* **WHAT YOU WILL DO**
Take every line from the material that has the word "title" in it.

#####

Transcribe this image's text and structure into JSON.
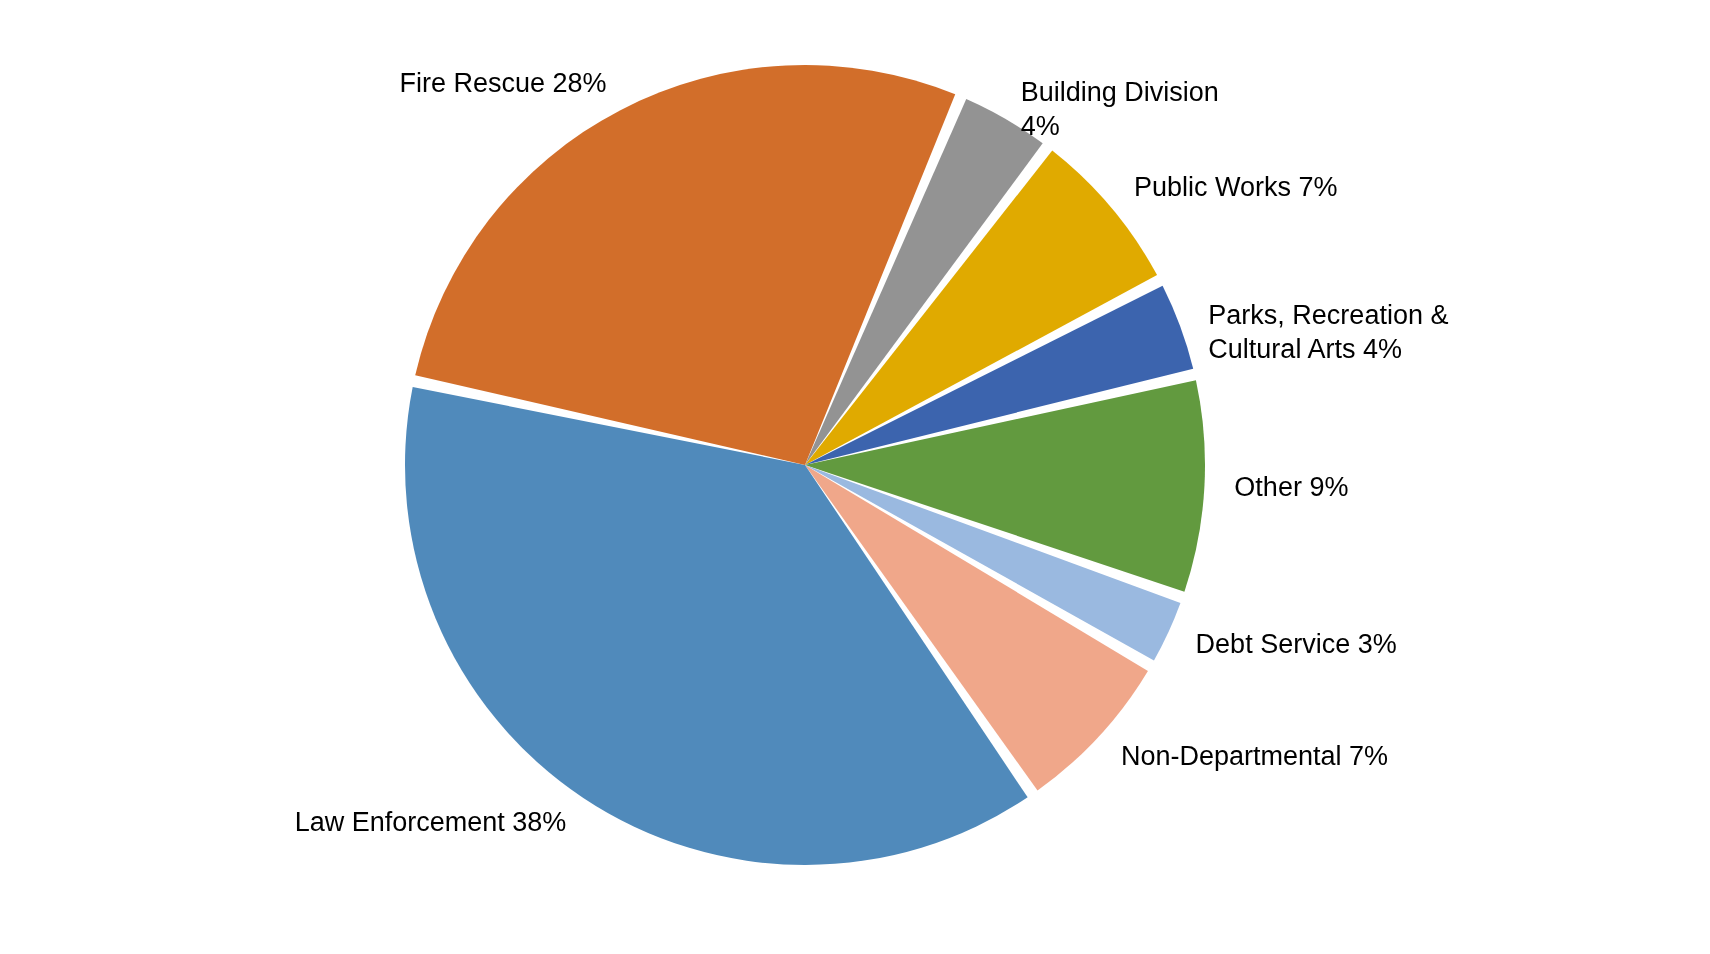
{
  "chart_data": {
    "type": "pie",
    "categories": [
      "Building  Division",
      "Public Works ",
      "Parks, Recreation & Cultural Arts",
      "Other",
      "Debt Service ",
      "Non-Departmental",
      "Law Enforcement",
      "Fire Rescue"
    ],
    "values": [
      4,
      7,
      4,
      9,
      3,
      7,
      38,
      28
    ],
    "value_labels": [
      "4%",
      "7%",
      "4%",
      "9%",
      "3%",
      "7%",
      "38%",
      "28%"
    ],
    "colors": [
      "#939393",
      "#e0aa00",
      "#3c64ae",
      "#629a3f",
      "#9ab9e0",
      "#f0a78a",
      "#508abb",
      "#d26e2a"
    ],
    "legend": false
  }
}
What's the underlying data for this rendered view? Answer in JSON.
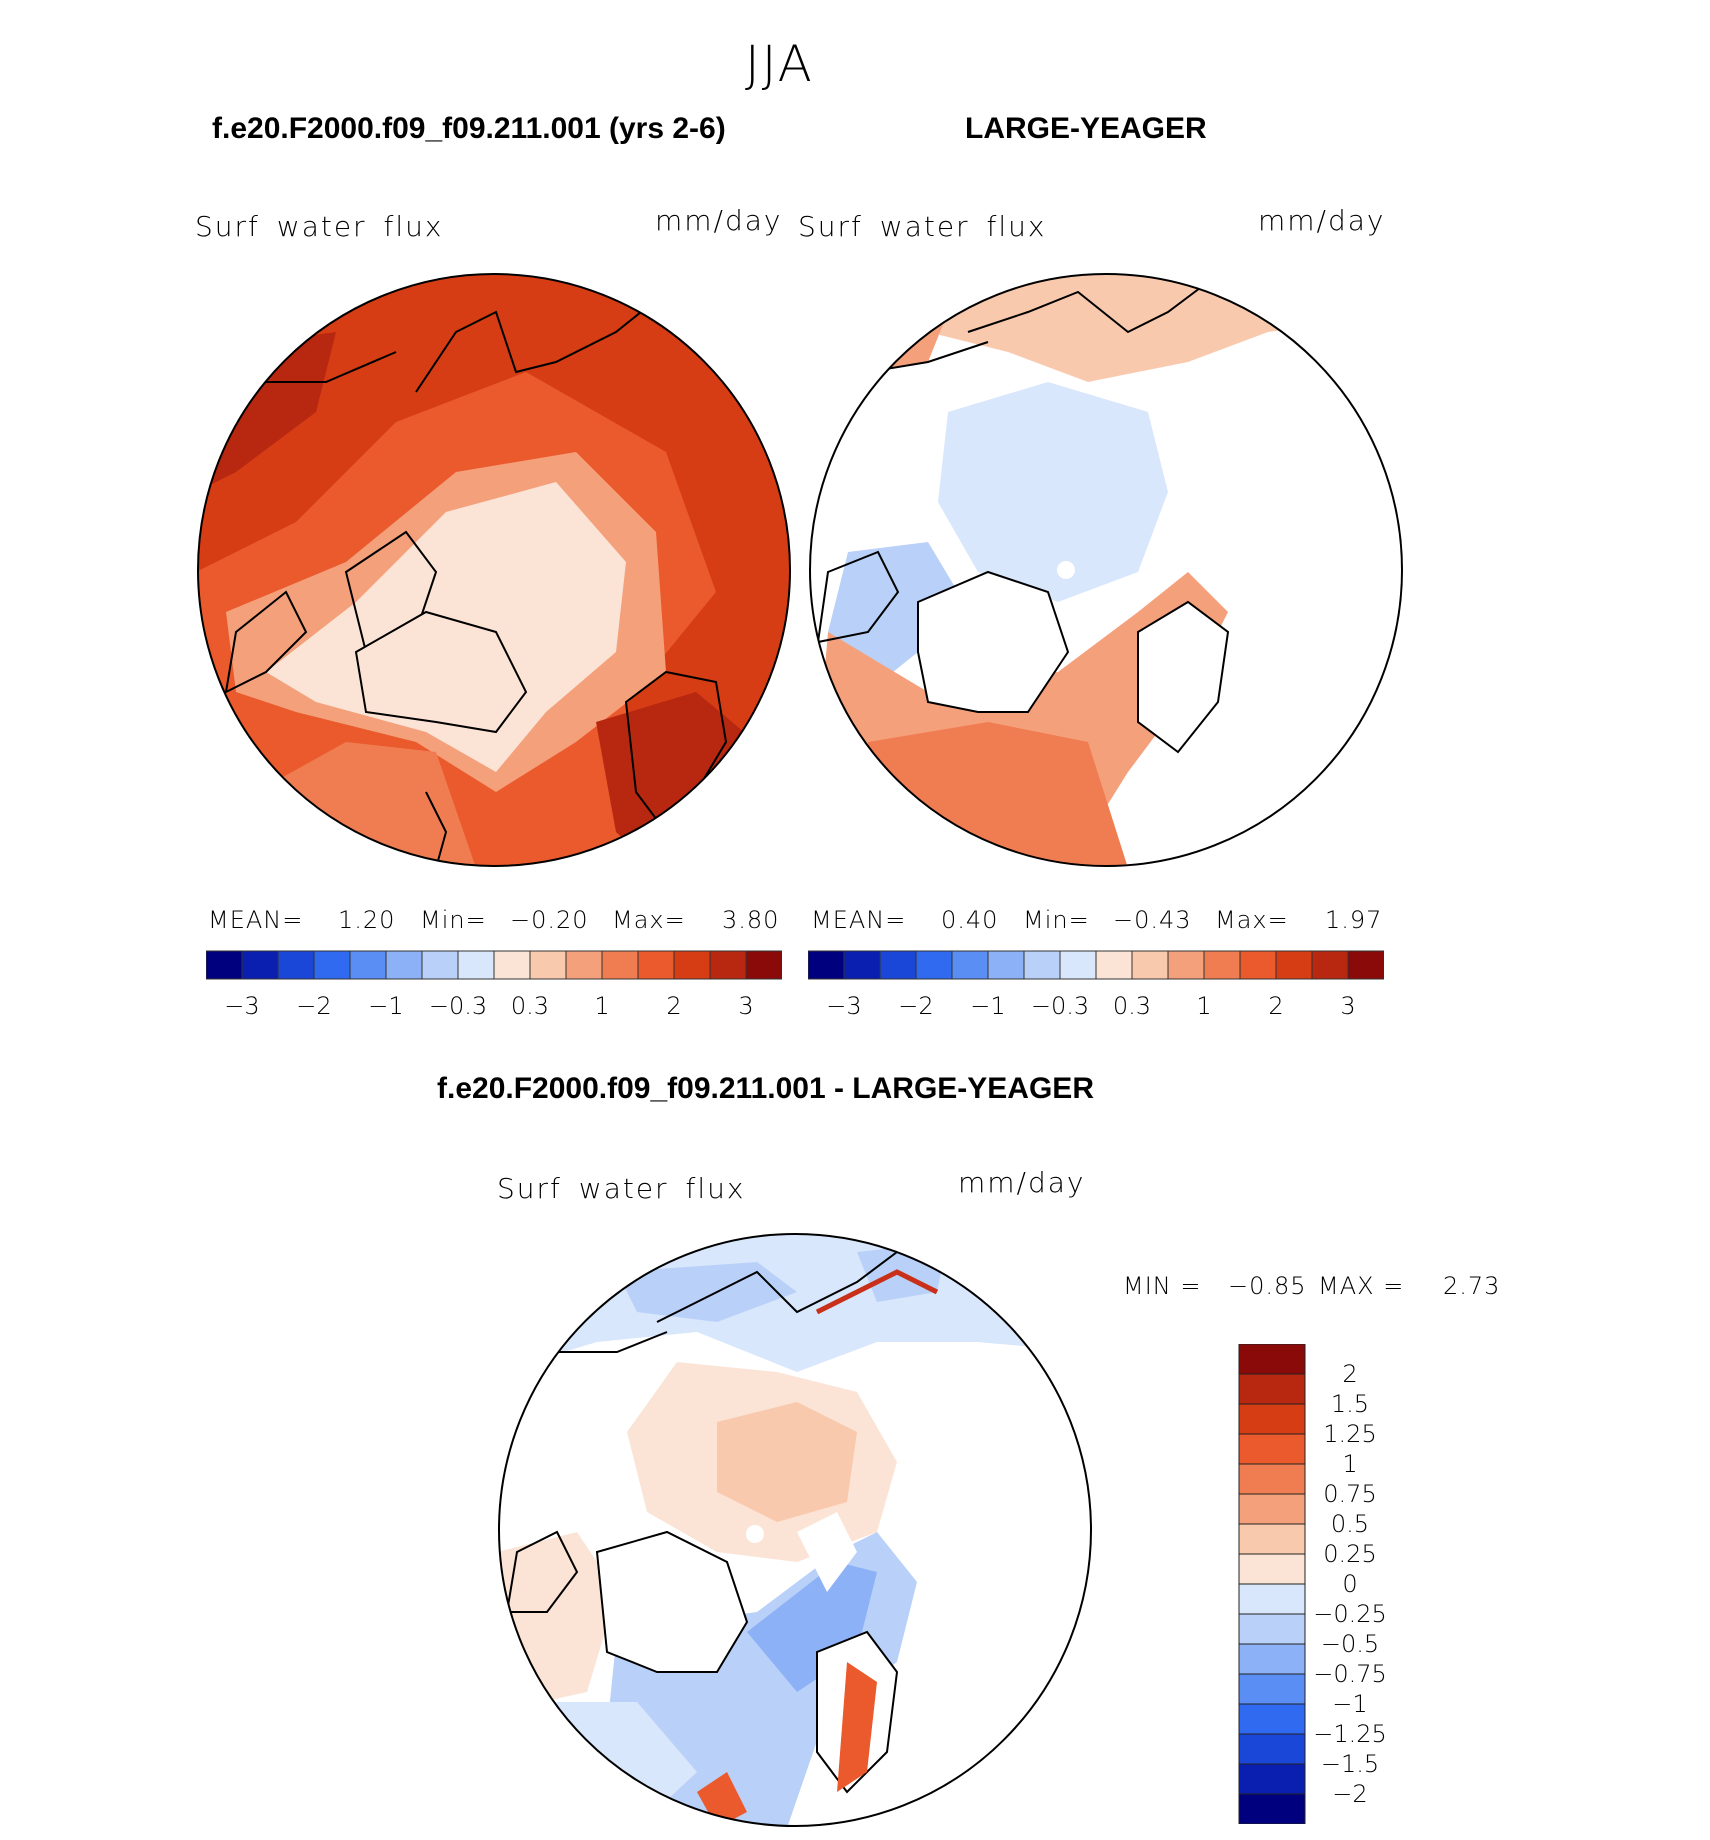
{
  "title": "JJA",
  "panels": {
    "p1": {
      "case": "f.e20.F2000.f09_f09.211.001 (yrs 2-6)",
      "var": "Surf water flux",
      "units": "mm/day",
      "mean_label": "MEAN=",
      "mean": "1.20",
      "min_label": "Min=",
      "min": "−0.20",
      "max_label": "Max=",
      "max": "3.80"
    },
    "p2": {
      "case": "LARGE-YEAGER",
      "var": "Surf water flux",
      "units": "mm/day",
      "mean_label": "MEAN=",
      "mean": "0.40",
      "min_label": "Min=",
      "min": "−0.43",
      "max_label": "Max=",
      "max": "1.97"
    },
    "diff": {
      "case": "f.e20.F2000.f09_f09.211.001 - LARGE-YEAGER",
      "var": "Surf water flux",
      "units": "mm/day",
      "min_label": "MIN =",
      "min": "−0.85",
      "max_label": "MAX =",
      "max": "2.73"
    }
  },
  "chart_data": [
    {
      "type": "heatmap",
      "title": "f.e20.F2000.f09_f09.211.001 (yrs 2-6)",
      "variable": "Surf water flux",
      "units": "mm/day",
      "projection": "north polar stereographic",
      "mean": 1.2,
      "min": -0.2,
      "max": 3.8,
      "colorbar_ticks": [
        "−3",
        "−2",
        "−1",
        "−0.3",
        "0.3",
        "1",
        "2",
        "3"
      ],
      "colorbar_colors": [
        "#00007f",
        "#0a1fb0",
        "#1a47d8",
        "#2f6af0",
        "#5b8ef4",
        "#8db1f6",
        "#b9d0f8",
        "#d8e7fb",
        "#fbe4d6",
        "#f9c9ae",
        "#f4a07b",
        "#f07d52",
        "#ea5a2c",
        "#d63d15",
        "#b82710",
        "#8a0a0a"
      ],
      "colorbar_placement": "bottom"
    },
    {
      "type": "heatmap",
      "title": "LARGE-YEAGER",
      "variable": "Surf water flux",
      "units": "mm/day",
      "projection": "north polar stereographic",
      "mean": 0.4,
      "min": -0.43,
      "max": 1.97,
      "colorbar_ticks": [
        "−3",
        "−2",
        "−1",
        "−0.3",
        "0.3",
        "1",
        "2",
        "3"
      ],
      "colorbar_colors": [
        "#00007f",
        "#0a1fb0",
        "#1a47d8",
        "#2f6af0",
        "#5b8ef4",
        "#8db1f6",
        "#b9d0f8",
        "#d8e7fb",
        "#fbe4d6",
        "#f9c9ae",
        "#f4a07b",
        "#f07d52",
        "#ea5a2c",
        "#d63d15",
        "#b82710",
        "#8a0a0a"
      ],
      "colorbar_placement": "bottom"
    },
    {
      "type": "heatmap",
      "title": "f.e20.F2000.f09_f09.211.001 - LARGE-YEAGER",
      "variable": "Surf water flux",
      "units": "mm/day",
      "projection": "north polar stereographic",
      "min": -0.85,
      "max": 2.73,
      "colorbar_ticks": [
        "2",
        "1.5",
        "1.25",
        "1",
        "0.75",
        "0.5",
        "0.25",
        "0",
        "−0.25",
        "−0.5",
        "−0.75",
        "−1",
        "−1.25",
        "−1.5",
        "−2"
      ],
      "colorbar_colors": [
        "#8a0a0a",
        "#b82710",
        "#d63d15",
        "#ea5a2c",
        "#f07d52",
        "#f4a07b",
        "#f9c9ae",
        "#fbe4d6",
        "#d8e7fb",
        "#b9d0f8",
        "#8db1f6",
        "#5b8ef4",
        "#2f6af0",
        "#1a47d8",
        "#0a1fb0",
        "#00007f"
      ],
      "colorbar_placement": "right"
    }
  ]
}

#####

* **RESULT OF THE EXERCISE**
  "title": "JJA",
      "title": "f.e20.F2000.f09_f09.211.001 (yrs 2-6)",
      "title": "LARGE-YEAGER",
      "title": "f.e20.F2000.f09_f09.211.001 - LARGE-YEAGER",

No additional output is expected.